• Information supplied:
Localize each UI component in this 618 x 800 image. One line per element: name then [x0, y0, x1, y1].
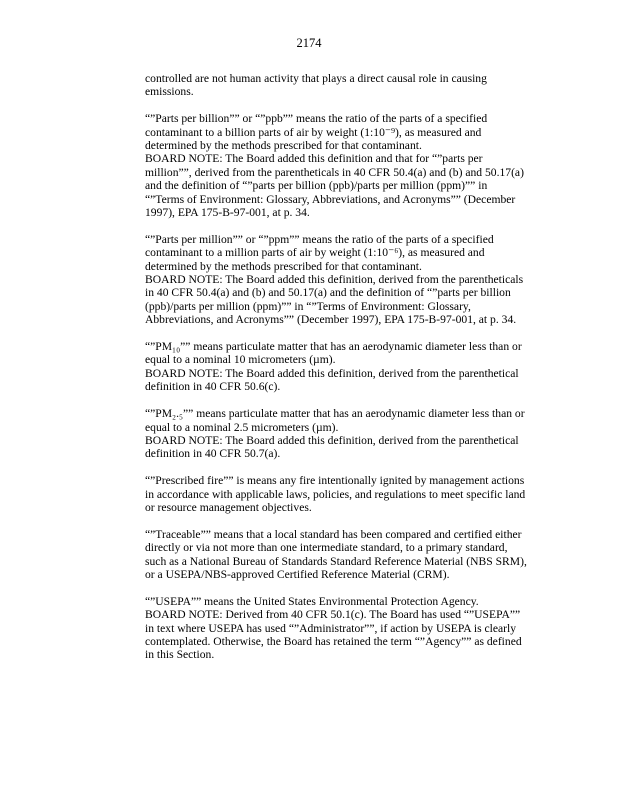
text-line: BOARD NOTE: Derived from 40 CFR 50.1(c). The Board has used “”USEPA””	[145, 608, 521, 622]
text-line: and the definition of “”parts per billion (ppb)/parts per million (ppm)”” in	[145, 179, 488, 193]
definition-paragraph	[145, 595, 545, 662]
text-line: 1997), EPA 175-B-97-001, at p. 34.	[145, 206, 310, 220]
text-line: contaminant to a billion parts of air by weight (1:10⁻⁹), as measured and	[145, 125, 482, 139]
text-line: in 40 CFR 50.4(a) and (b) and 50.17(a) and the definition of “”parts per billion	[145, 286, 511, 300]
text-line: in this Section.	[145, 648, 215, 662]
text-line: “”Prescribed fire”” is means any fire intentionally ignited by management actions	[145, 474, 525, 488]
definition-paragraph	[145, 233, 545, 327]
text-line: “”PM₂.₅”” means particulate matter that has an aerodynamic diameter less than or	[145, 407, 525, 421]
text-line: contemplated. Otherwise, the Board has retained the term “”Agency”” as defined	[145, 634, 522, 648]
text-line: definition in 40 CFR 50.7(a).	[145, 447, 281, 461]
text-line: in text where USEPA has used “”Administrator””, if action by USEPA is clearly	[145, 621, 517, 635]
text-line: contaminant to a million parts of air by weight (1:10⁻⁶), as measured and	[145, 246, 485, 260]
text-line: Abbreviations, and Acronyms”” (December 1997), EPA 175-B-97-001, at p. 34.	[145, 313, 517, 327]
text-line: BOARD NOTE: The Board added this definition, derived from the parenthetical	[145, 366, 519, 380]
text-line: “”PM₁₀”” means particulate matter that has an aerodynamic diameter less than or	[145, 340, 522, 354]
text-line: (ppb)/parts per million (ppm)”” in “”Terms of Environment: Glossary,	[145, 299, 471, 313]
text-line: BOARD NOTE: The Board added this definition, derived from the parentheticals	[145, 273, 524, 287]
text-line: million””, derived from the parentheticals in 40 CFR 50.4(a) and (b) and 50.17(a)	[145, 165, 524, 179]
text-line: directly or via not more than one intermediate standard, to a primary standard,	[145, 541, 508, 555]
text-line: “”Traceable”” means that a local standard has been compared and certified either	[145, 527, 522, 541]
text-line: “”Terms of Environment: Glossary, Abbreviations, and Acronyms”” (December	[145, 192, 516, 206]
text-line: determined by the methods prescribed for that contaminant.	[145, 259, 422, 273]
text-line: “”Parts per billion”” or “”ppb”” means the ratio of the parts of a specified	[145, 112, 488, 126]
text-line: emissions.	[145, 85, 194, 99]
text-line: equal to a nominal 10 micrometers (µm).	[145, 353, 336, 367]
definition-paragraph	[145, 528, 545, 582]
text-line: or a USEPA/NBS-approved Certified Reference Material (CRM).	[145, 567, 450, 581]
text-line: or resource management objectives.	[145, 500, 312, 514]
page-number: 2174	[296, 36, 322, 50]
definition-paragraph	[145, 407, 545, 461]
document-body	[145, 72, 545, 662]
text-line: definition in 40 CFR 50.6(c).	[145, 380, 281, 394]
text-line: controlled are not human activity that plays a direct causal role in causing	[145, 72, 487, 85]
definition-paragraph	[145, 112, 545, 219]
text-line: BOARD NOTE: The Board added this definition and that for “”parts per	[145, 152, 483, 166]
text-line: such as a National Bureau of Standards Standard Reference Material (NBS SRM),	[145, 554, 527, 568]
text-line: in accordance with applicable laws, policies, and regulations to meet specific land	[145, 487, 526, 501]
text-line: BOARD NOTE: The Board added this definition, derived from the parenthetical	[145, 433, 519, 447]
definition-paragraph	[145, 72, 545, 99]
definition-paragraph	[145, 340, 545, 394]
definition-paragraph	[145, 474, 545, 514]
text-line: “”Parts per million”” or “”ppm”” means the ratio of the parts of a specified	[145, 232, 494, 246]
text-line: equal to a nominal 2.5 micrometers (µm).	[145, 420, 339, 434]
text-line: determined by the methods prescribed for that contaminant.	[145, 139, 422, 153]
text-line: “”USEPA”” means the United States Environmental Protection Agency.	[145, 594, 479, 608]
...
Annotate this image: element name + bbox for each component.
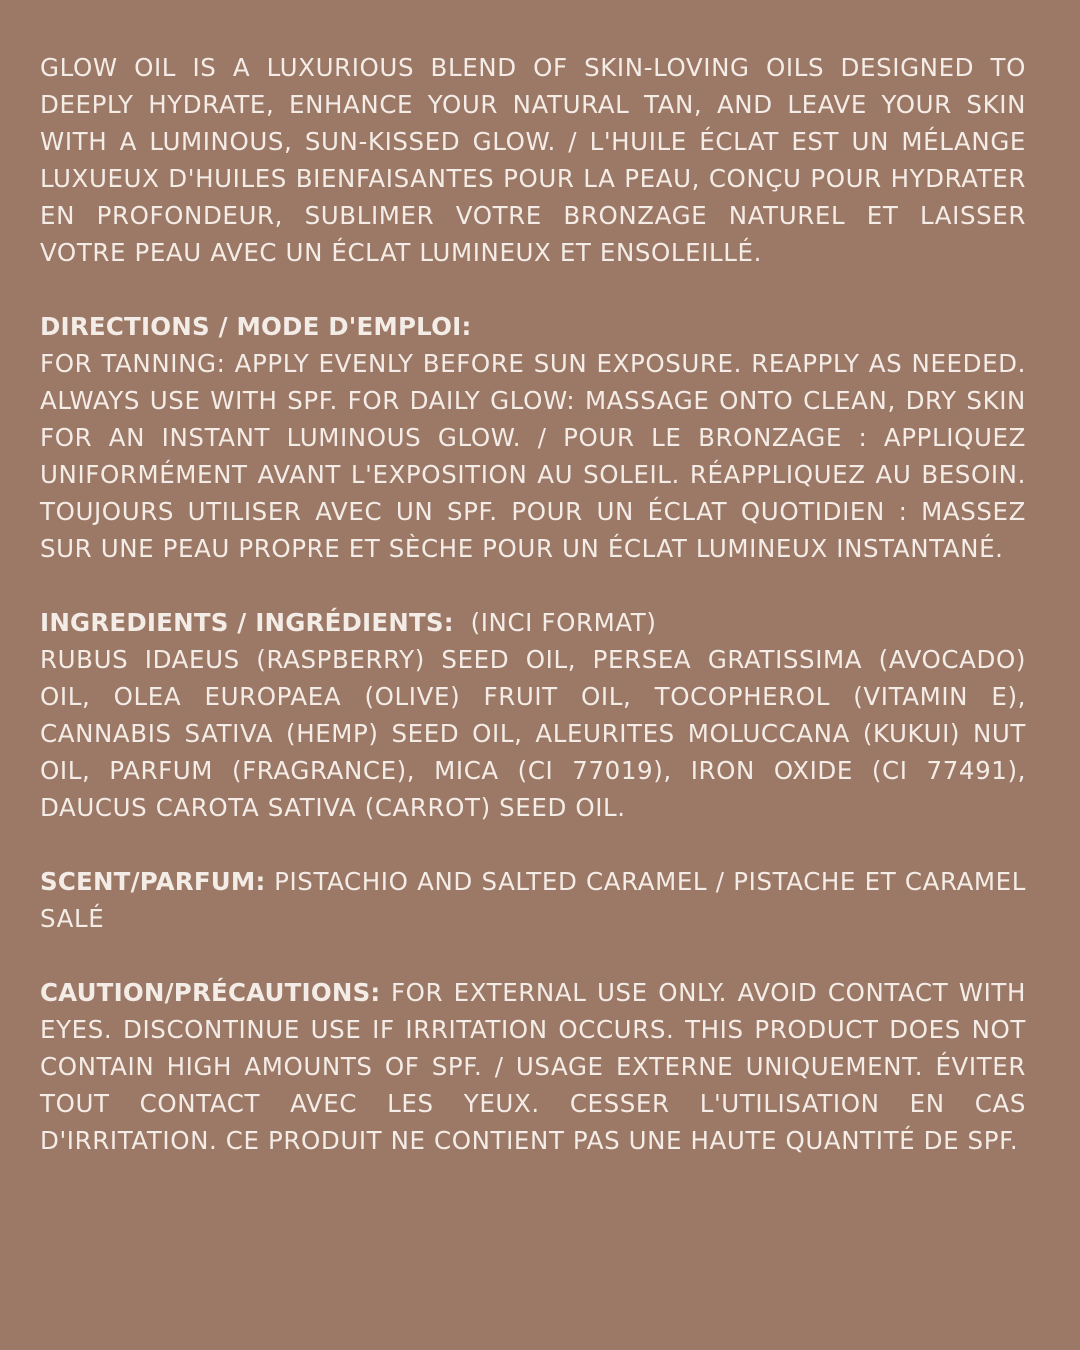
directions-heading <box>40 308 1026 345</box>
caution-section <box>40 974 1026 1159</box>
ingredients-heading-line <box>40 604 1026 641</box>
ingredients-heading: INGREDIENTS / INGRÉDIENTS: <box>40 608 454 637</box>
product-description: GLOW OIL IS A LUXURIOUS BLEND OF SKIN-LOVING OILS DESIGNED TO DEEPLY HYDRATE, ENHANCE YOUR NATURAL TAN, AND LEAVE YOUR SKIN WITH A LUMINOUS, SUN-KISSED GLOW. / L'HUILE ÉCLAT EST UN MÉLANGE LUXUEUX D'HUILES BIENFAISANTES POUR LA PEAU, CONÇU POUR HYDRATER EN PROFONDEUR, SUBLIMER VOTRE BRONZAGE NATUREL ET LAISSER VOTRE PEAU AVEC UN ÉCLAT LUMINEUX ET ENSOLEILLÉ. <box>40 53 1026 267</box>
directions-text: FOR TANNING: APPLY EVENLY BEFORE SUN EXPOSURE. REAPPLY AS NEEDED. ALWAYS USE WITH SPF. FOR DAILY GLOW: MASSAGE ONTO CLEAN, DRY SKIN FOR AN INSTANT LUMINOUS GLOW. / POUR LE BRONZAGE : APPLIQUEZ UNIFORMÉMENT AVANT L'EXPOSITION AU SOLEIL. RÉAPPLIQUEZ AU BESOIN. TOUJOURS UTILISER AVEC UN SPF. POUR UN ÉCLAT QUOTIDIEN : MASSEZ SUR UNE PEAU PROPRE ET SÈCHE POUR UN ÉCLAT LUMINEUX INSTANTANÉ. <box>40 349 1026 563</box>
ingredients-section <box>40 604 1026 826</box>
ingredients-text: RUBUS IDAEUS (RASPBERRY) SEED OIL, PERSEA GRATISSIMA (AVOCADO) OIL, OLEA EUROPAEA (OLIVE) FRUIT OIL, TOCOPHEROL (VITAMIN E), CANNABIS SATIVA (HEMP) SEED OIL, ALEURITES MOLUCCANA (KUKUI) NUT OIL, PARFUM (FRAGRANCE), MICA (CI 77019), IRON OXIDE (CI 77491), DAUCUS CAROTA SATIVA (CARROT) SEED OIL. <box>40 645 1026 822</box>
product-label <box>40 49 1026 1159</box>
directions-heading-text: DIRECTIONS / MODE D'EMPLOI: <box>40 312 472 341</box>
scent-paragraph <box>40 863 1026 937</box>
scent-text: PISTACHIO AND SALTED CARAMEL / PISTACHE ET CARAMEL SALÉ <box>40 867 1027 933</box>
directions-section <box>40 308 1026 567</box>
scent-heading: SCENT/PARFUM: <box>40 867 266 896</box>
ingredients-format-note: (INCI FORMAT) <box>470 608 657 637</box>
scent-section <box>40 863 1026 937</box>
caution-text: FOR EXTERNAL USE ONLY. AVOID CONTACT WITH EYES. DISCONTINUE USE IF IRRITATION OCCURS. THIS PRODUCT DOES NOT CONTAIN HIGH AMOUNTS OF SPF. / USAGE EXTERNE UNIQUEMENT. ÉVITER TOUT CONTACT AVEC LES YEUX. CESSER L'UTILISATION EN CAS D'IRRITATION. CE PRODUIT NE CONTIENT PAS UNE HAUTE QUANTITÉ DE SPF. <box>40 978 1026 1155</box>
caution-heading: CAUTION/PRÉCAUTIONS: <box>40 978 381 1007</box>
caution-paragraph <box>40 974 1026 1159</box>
...
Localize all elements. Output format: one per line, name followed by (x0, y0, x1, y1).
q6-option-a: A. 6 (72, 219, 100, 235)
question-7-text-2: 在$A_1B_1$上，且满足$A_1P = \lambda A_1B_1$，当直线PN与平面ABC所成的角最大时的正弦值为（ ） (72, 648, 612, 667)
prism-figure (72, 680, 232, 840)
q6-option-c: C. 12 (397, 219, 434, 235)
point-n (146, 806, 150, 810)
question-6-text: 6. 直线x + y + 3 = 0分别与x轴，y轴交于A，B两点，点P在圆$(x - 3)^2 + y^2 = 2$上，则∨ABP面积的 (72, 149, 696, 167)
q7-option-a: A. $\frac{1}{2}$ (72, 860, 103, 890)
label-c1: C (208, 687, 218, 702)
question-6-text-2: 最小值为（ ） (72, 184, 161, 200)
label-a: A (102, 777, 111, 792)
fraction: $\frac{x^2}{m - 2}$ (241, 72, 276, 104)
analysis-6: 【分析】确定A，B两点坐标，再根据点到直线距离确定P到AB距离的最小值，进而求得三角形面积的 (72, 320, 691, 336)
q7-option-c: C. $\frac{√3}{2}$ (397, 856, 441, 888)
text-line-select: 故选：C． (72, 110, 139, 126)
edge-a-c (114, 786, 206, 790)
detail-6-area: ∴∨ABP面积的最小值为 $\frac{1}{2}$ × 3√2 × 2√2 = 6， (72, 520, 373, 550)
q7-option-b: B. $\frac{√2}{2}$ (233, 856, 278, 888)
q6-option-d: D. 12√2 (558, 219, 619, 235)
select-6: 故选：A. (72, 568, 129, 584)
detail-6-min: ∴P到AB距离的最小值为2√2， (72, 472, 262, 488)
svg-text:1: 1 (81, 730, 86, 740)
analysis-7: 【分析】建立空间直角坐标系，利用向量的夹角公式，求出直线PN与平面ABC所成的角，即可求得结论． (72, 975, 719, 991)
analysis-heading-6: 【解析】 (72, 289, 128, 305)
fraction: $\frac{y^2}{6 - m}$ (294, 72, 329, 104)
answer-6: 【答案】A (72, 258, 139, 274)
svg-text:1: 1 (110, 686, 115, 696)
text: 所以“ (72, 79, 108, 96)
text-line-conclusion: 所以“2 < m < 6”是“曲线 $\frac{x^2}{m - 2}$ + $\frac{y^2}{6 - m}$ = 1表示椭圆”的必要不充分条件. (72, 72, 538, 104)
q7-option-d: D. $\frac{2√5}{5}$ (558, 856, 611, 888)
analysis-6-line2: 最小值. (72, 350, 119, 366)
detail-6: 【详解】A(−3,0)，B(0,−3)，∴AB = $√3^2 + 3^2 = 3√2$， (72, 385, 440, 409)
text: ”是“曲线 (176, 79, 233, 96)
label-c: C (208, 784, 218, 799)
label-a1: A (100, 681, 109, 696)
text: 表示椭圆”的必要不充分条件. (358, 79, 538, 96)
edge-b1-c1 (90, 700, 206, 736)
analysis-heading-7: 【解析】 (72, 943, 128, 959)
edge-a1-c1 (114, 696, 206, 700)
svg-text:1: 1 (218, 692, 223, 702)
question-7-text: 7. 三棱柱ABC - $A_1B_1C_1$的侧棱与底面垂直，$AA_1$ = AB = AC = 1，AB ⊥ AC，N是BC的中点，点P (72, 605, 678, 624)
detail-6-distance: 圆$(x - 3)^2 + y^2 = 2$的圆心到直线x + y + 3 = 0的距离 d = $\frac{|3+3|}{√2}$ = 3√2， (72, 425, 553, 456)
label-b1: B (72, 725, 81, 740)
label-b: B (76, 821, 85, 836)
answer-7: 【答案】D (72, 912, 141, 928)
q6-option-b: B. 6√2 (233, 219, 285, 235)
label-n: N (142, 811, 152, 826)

• Objective: Edit the material from the line with "Localize all elements." through the line with "label-c1: C (208, 687, 218, 702)", replacing "prism-figure" with "prism-diagram" and leaving everything else unchanged. Give back only those lines.

• Right answer:
Localize all elements. Output format: one per line, name followed by (x0, y0, x1, y1).
q6-option-a: A. 6 (72, 219, 100, 235)
question-7-text-2: 在$A_1B_1$上，且满足$A_1P = \lambda A_1B_1$，当直线PN与平面ABC所成的角最大时的正弦值为（ ） (72, 648, 612, 667)
prism-diagram (72, 680, 232, 840)
q6-option-c: C. 12 (397, 219, 434, 235)
point-n (146, 806, 150, 810)
question-6-text: 6. 直线x + y + 3 = 0分别与x轴，y轴交于A，B两点，点P在圆$(x - 3)^2 + y^2 = 2$上，则∨ABP面积的 (72, 149, 696, 167)
q7-option-a: A. $\frac{1}{2}$ (72, 860, 103, 890)
label-c1: C (208, 687, 218, 702)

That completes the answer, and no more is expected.